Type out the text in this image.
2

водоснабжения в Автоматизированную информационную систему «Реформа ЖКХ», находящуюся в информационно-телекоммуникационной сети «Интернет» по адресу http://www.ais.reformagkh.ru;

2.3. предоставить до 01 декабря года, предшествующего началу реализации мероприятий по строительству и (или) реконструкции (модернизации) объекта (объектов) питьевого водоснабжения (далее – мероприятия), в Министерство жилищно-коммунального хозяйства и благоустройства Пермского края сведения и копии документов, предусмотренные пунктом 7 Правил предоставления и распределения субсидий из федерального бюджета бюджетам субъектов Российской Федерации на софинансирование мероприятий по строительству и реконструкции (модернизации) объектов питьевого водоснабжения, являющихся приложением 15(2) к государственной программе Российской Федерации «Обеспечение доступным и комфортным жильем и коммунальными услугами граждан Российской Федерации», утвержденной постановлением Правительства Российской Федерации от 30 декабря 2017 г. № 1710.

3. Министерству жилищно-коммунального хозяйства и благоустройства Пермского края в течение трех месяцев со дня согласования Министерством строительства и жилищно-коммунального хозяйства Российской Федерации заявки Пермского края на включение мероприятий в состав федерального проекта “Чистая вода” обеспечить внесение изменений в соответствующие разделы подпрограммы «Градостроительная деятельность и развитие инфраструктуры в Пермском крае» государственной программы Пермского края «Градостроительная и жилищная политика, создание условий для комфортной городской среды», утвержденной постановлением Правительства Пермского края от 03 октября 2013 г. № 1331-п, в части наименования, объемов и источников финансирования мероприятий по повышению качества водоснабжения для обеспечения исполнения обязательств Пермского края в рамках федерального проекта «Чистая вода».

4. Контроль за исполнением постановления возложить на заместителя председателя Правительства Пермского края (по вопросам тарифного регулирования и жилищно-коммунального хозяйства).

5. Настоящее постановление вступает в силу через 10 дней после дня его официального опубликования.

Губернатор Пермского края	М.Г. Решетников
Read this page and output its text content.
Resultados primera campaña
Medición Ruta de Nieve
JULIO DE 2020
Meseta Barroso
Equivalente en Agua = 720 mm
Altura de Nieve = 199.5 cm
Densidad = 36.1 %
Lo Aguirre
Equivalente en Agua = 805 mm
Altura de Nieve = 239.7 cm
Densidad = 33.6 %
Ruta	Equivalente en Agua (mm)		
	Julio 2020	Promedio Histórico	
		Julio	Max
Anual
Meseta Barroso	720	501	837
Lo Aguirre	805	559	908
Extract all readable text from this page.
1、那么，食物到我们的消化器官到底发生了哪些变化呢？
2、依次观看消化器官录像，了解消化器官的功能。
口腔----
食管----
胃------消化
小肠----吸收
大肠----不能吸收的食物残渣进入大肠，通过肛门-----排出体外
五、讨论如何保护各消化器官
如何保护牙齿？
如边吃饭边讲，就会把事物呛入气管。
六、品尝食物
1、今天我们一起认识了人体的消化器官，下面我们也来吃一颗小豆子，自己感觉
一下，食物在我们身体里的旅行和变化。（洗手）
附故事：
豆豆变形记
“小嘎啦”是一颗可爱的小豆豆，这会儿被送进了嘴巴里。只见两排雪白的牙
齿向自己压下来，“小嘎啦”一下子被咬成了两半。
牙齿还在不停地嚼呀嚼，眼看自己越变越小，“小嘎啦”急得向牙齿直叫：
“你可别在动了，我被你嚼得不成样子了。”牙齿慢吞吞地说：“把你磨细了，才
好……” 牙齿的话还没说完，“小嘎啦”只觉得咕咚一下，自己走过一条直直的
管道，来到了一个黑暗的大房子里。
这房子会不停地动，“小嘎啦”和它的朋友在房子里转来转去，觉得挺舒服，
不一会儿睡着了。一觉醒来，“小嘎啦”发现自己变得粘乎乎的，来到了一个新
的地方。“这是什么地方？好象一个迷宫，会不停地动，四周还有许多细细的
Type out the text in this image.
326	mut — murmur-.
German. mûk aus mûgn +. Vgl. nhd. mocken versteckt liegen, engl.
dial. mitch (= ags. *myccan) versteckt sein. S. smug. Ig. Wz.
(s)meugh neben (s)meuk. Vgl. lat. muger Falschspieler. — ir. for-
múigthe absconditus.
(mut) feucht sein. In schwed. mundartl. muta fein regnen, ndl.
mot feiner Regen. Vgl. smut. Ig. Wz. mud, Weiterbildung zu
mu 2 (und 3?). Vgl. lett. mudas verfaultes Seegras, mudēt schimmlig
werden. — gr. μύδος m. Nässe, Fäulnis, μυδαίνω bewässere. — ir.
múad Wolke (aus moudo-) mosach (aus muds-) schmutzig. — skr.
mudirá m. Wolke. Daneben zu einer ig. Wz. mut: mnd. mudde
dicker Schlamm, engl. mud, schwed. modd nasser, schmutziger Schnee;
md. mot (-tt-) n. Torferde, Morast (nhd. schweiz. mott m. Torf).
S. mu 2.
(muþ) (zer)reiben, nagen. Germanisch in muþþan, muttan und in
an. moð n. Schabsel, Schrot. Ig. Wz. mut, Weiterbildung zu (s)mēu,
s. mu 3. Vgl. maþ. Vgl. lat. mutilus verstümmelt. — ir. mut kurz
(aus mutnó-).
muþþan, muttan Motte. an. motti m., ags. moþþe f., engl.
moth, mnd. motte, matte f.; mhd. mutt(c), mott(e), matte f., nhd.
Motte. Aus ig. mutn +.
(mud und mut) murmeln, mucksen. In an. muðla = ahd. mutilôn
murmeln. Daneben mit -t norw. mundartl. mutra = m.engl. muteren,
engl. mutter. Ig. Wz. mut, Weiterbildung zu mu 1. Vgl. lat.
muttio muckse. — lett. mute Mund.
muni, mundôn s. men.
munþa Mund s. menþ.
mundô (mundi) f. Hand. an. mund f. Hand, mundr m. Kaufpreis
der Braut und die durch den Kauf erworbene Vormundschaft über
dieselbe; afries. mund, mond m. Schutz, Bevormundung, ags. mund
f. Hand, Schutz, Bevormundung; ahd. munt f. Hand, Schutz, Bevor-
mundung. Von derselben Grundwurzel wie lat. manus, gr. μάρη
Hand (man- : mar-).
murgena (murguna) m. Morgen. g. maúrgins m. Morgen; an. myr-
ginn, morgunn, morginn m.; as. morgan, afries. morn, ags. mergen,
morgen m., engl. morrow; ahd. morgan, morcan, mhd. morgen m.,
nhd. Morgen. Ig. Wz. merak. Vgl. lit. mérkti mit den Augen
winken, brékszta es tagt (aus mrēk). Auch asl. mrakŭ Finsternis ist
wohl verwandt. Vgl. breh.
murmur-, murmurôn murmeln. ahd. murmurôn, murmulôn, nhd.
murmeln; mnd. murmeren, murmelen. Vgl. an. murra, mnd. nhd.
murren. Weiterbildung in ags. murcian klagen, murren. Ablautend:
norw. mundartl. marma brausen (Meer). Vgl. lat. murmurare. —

What the exercise asks: Reproduce all of the material above word for word.

Reply:
Type out the text in this image.
2

водоснабжения в Автоматизированную информационную систему «Реформа ЖКХ», находящуюся в информационно-телекоммуникационной сети «Интернет» по адресу http://www.ais.reformagkh.ru;

2.3. предоставить до 01 декабря года, предшествующего началу реализации мероприятий по строительству и (или) реконструкции (модернизации) объекта (объектов) питьевого водоснабжения (далее – мероприятия), в Министерство жилищно-коммунального хозяйства и благоустройства Пермского края сведения и копии документов, предусмотренные пунктом 7 Правил предоставления и распределения субсидий из федерального бюджета бюджетам субъектов Российской Федерации на софинансирование мероприятий по строительству и реконструкции (модернизации) объектов питьевого водоснабжения, являющихся приложением 15(2) к государственной программе Российской Федерации «Обеспечение доступным и комфортным жильем и коммунальными услугами граждан Российской Федерации», утвержденной постановлением Правительства Российской Федерации от 30 декабря 2017 г. № 1710.

3. Министерству жилищно-коммунального хозяйства и благоустройства Пермского края в течение трех месяцев со дня согласования Министерством строительства и жилищно-коммунального хозяйства Российской Федерации заявки Пермского края на включение мероприятий в состав федерального проекта “Чистая вода” обеспечить внесение изменений в соответствующие разделы подпрограммы «Градостроительная деятельность и развитие инфраструктуры в Пермском крае» государственной программы Пермского края «Градостроительная и жилищная политика, создание условий для комфортной городской среды», утвержденной постановлением Правительства Пермского края от 03 октября 2013 г. № 1331-п, в части наименования, объемов и источников финансирования мероприятий по повышению качества водоснабжения для обеспечения исполнения обязательств Пермского края в рамках федерального проекта «Чистая вода».

4. Контроль за исполнением постановления возложить на заместителя председателя Правительства Пермского края (по вопросам тарифного регулирования и жилищно-коммунального хозяйства).

5. Настоящее постановление вступает в силу через 10 дней после дня его официального опубликования.

Губернатор Пермского края	М.Г. Решетников
Read this page and output its text content.
Resultados primera campaña
Medición Ruta de Nieve
JULIO DE 2020
Meseta Barroso
Equivalente en Agua = 720 mm
Altura de Nieve = 199.5 cm
Densidad = 36.1 %
Lo Aguirre
Equivalente en Agua = 805 mm
Altura de Nieve = 239.7 cm
Densidad = 33.6 %
Ruta	Equivalente en Agua (mm)		
	Julio 2020	Promedio Histórico	
		Julio	Max
Anual
Meseta Barroso	720	501	837
Lo Aguirre	805	559	908
Extract all readable text from this page.
1、那么，食物到我们的消化器官到底发生了哪些变化呢？
2、依次观看消化器官录像，了解消化器官的功能。
口腔----
食管----
胃------消化
小肠----吸收
大肠----不能吸收的食物残渣进入大肠，通过肛门-----排出体外
五、讨论如何保护各消化器官
如何保护牙齿？
如边吃饭边讲，就会把事物呛入气管。
六、品尝食物
1、今天我们一起认识了人体的消化器官，下面我们也来吃一颗小豆子，自己感觉
一下，食物在我们身体里的旅行和变化。（洗手）
附故事：
豆豆变形记
“小嘎啦”是一颗可爱的小豆豆，这会儿被送进了嘴巴里。只见两排雪白的牙
齿向自己压下来，“小嘎啦”一下子被咬成了两半。
牙齿还在不停地嚼呀嚼，眼看自己越变越小，“小嘎啦”急得向牙齿直叫：
“你可别在动了，我被你嚼得不成样子了。”牙齿慢吞吞地说：“把你磨细了，才
好……” 牙齿的话还没说完，“小嘎啦”只觉得咕咚一下，自己走过一条直直的
管道，来到了一个黑暗的大房子里。
这房子会不停地动，“小嘎啦”和它的朋友在房子里转来转去，觉得挺舒服，
不一会儿睡着了。一觉醒来，“小嘎啦”发现自己变得粘乎乎的，来到了一个新
的地方。“这是什么地方？好象一个迷宫，会不停地动，四周还有许多细细的
Type out the text in this image.
326	mut — murmur-.
German. mûk aus mûgn +. Vgl. nhd. mocken versteckt liegen, engl.
dial. mitch (= ags. *myccan) versteckt sein. S. smug. Ig. Wz.
(s)meugh neben (s)meuk. Vgl. lat. muger Falschspieler. — ir. for-
múigthe absconditus.
(mut) feucht sein. In schwed. mundartl. muta fein regnen, ndl.
mot feiner Regen. Vgl. smut. Ig. Wz. mud, Weiterbildung zu
mu 2 (und 3?). Vgl. lett. mudas verfaultes Seegras, mudēt schimmlig
werden. — gr. μύδος m. Nässe, Fäulnis, μυδαίνω bewässere. — ir.
múad Wolke (aus moudo-) mosach (aus muds-) schmutzig. — skr.
mudirá m. Wolke. Daneben zu einer ig. Wz. mut: mnd. mudde
dicker Schlamm, engl. mud, schwed. modd nasser, schmutziger Schnee;
md. mot (-tt-) n. Torferde, Morast (nhd. schweiz. mott m. Torf).
S. mu 2.
(muþ) (zer)reiben, nagen. Germanisch in muþþan, muttan und in
an. moð n. Schabsel, Schrot. Ig. Wz. mut, Weiterbildung zu (s)mēu,
s. mu 3. Vgl. maþ. Vgl. lat. mutilus verstümmelt. — ir. mut kurz
(aus mutnó-).
muþþan, muttan Motte. an. motti m., ags. moþþe f., engl.
moth, mnd. motte, matte f.; mhd. mutt(c), mott(e), matte f., nhd.
Motte. Aus ig. mutn +.
(mud und mut) murmeln, mucksen. In an. muðla = ahd. mutilôn
murmeln. Daneben mit -t norw. mundartl. mutra = m.engl. muteren,
engl. mutter. Ig. Wz. mut, Weiterbildung zu mu 1. Vgl. lat.
muttio muckse. — lett. mute Mund.
muni, mundôn s. men.
munþa Mund s. menþ.
mundô (mundi) f. Hand. an. mund f. Hand, mundr m. Kaufpreis
der Braut und die durch den Kauf erworbene Vormundschaft über
dieselbe; afries. mund, mond m. Schutz, Bevormundung, ags. mund
f. Hand, Schutz, Bevormundung; ahd. munt f. Hand, Schutz, Bevor-
mundung. Von derselben Grundwurzel wie lat. manus, gr. μάρη
Hand (man- : mar-).
murgena (murguna) m. Morgen. g. maúrgins m. Morgen; an. myr-
ginn, morgunn, morginn m.; as. morgan, afries. morn, ags. mergen,
morgen m., engl. morrow; ahd. morgan, morcan, mhd. morgen m.,
nhd. Morgen. Ig. Wz. merak. Vgl. lit. mérkti mit den Augen
winken, brékszta es tagt (aus mrēk). Auch asl. mrakŭ Finsternis ist
wohl verwandt. Vgl. breh.
murmur-, murmurôn murmeln. ahd. murmurôn, murmulôn, nhd.
murmeln; mnd. murmeren, murmelen. Vgl. an. murra, mnd. nhd.
murren. Weiterbildung in ags. murcian klagen, murren. Ablautend:
norw. mundartl. marma brausen (Meer). Vgl. lat. murmurare. —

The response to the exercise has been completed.